## Input records
=-=-=-=-=
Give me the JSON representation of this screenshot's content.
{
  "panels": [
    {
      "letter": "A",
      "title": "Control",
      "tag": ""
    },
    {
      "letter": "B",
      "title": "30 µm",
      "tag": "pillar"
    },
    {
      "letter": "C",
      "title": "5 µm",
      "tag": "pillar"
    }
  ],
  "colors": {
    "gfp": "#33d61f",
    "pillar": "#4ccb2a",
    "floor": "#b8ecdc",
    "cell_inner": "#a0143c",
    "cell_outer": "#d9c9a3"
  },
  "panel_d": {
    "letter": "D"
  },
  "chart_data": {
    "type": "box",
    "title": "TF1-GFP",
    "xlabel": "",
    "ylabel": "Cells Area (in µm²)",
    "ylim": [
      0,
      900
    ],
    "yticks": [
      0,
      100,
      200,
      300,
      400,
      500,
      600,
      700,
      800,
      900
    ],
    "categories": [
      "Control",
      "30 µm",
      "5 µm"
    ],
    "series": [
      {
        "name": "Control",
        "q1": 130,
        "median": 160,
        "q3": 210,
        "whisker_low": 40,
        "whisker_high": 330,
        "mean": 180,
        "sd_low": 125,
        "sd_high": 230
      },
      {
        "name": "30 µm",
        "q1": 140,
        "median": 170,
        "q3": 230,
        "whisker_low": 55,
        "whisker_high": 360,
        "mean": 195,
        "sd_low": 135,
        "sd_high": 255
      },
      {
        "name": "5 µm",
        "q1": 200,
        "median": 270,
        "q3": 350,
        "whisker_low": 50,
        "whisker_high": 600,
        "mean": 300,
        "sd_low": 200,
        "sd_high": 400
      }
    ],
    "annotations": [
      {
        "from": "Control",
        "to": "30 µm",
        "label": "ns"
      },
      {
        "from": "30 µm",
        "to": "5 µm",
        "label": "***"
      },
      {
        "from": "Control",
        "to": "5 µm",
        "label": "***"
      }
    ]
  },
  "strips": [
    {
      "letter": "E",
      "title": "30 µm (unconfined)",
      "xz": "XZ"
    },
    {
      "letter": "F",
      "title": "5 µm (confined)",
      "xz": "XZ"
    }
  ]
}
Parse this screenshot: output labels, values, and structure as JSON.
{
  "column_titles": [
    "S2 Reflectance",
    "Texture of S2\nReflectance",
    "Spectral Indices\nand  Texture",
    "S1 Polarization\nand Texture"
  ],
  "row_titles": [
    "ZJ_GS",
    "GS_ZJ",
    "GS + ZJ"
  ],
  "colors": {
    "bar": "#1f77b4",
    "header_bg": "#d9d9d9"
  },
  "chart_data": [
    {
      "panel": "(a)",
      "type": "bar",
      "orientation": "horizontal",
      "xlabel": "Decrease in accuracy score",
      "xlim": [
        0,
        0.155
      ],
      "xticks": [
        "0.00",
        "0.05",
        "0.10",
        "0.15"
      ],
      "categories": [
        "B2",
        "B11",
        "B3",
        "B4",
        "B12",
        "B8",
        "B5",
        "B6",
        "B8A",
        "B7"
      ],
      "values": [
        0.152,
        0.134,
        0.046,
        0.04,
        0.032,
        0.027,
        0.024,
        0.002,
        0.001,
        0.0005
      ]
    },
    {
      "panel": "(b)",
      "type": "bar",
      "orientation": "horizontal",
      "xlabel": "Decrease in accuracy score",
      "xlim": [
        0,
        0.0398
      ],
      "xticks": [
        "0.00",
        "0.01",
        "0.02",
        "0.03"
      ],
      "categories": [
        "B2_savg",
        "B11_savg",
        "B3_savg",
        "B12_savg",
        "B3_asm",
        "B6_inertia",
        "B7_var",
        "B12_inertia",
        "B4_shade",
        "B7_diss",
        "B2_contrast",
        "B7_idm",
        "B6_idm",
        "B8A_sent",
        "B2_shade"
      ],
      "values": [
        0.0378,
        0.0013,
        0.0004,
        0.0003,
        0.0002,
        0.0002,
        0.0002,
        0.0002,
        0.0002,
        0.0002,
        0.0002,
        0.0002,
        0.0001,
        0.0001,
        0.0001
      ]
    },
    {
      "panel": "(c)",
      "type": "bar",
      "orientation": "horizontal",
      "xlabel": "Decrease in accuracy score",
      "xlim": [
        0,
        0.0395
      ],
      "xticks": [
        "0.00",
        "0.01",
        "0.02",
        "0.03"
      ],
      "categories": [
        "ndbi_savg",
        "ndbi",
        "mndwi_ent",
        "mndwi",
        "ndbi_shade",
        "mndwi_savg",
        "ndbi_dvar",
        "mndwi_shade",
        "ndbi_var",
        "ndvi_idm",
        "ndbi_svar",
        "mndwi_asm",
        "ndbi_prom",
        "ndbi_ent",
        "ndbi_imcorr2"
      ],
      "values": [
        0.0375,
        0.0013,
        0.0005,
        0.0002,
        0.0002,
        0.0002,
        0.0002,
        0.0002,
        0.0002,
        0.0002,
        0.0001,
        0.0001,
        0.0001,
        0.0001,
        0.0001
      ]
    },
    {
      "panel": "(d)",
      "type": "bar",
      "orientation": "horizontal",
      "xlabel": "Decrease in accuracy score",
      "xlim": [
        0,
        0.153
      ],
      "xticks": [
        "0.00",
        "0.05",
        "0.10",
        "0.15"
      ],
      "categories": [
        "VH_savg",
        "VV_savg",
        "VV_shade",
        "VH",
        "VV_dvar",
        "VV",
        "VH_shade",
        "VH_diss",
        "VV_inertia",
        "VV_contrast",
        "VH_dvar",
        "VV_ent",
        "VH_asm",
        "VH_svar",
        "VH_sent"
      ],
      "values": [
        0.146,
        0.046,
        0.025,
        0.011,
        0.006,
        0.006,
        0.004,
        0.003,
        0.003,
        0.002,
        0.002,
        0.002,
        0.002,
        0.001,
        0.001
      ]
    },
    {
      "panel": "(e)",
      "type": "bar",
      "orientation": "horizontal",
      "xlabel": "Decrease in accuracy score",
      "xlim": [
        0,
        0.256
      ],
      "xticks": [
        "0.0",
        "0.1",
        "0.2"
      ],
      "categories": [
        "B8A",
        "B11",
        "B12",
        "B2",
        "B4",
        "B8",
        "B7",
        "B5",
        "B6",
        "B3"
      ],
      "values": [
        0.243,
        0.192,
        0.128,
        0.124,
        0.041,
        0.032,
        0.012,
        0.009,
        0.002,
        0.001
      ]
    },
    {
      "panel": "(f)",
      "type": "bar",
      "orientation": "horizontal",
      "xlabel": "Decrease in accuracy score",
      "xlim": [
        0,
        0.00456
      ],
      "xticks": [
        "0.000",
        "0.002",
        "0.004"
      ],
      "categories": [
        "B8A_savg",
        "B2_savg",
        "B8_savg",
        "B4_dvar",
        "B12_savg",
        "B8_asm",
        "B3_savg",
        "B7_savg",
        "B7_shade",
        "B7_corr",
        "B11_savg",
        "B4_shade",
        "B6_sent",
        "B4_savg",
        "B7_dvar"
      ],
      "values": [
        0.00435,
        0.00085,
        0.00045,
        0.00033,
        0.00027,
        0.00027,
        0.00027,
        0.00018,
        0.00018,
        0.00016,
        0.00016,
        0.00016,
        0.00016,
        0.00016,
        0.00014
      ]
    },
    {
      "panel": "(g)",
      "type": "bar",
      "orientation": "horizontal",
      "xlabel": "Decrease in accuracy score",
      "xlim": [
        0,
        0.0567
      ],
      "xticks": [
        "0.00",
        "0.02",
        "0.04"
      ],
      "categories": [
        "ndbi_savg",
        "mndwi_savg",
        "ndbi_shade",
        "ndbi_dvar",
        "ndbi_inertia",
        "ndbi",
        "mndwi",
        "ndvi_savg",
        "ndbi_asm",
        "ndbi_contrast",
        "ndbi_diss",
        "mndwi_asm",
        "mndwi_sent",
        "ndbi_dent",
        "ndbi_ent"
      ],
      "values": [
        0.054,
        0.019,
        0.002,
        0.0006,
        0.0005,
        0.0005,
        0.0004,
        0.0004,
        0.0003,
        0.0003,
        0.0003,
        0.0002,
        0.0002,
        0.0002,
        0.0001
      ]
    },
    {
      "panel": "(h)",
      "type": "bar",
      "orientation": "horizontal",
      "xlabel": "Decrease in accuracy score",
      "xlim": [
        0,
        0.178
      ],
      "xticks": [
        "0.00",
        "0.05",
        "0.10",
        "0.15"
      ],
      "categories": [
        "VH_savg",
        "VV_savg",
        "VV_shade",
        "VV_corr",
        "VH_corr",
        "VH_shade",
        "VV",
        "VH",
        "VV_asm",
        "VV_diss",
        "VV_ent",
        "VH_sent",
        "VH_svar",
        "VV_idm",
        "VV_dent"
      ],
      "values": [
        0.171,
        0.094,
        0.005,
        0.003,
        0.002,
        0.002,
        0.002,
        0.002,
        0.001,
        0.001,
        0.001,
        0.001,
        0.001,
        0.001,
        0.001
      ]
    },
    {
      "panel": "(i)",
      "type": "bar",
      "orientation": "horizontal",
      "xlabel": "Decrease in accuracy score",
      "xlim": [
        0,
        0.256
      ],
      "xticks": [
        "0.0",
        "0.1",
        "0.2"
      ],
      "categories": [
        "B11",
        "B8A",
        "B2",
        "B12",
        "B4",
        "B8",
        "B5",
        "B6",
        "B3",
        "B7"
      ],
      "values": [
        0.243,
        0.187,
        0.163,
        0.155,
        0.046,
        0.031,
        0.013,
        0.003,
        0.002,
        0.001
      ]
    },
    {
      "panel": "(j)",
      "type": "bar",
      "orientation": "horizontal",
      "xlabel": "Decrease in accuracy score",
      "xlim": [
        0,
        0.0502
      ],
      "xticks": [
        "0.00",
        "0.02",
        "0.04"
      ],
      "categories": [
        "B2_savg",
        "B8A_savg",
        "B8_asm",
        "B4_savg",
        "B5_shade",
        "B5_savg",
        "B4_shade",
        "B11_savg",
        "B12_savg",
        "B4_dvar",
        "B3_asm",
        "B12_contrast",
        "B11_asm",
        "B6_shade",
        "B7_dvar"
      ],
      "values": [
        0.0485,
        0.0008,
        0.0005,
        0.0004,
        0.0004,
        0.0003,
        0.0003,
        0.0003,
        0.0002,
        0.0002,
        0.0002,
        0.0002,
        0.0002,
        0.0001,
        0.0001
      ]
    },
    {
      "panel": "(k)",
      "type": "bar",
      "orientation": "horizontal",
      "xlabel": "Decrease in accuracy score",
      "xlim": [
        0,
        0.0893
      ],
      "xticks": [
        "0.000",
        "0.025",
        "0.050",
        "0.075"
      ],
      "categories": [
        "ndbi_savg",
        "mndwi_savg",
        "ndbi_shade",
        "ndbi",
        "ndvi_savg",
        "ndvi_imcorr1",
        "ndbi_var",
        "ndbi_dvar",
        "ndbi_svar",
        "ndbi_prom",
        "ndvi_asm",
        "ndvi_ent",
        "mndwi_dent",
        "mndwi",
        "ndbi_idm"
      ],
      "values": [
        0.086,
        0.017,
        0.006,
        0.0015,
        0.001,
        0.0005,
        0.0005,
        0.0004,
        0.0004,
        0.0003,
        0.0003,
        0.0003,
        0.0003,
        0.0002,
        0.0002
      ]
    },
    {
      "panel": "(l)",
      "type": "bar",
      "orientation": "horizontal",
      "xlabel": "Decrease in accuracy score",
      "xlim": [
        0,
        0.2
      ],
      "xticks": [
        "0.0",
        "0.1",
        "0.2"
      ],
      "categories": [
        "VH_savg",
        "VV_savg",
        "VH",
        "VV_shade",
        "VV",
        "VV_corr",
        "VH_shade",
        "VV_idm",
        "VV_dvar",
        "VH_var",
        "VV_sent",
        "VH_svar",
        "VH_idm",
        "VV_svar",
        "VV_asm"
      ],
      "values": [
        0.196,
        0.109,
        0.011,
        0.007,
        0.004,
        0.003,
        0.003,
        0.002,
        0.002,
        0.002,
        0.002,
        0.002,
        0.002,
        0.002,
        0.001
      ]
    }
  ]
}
=-=-=-=-=
## What is being asked
Review the preceding data and report every line that includes the string "this".

## Correct answer
Give me the JSON representation of this screenshot's content.
Parse this screenshot: output labels, values, and structure as JSON.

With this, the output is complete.